* **WHAT YOU NEED TO DO**
Look through the material below, count the lines containing the word "this", and state only the count.

[start EXTRACTED MATERIAL]

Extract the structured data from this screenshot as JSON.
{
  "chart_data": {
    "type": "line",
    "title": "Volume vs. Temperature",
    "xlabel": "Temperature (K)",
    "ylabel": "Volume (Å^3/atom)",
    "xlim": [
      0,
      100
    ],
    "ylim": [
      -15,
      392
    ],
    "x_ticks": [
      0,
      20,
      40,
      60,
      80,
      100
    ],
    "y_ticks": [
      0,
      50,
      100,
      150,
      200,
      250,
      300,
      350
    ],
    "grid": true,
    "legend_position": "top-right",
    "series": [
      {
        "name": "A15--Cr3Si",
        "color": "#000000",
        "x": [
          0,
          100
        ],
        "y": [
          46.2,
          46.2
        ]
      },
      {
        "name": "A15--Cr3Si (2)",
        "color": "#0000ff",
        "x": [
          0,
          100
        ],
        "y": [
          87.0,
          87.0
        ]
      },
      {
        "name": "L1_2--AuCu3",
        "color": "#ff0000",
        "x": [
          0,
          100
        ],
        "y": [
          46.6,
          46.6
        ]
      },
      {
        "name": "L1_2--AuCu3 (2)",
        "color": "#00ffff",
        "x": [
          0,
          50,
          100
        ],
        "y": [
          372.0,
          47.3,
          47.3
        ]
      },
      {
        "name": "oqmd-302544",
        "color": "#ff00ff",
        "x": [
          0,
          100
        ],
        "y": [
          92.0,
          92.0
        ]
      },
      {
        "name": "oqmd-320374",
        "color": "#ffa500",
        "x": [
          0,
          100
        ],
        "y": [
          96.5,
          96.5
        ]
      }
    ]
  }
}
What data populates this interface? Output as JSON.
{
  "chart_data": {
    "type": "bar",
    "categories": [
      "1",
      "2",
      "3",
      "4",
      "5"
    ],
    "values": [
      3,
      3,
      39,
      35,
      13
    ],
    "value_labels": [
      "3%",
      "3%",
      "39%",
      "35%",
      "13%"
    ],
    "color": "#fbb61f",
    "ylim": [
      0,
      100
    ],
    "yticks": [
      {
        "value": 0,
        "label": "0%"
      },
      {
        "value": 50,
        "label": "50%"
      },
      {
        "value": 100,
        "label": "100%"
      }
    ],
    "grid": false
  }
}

[end EXTRACTED MATERIAL]

* **OUTPUT BELOW**
2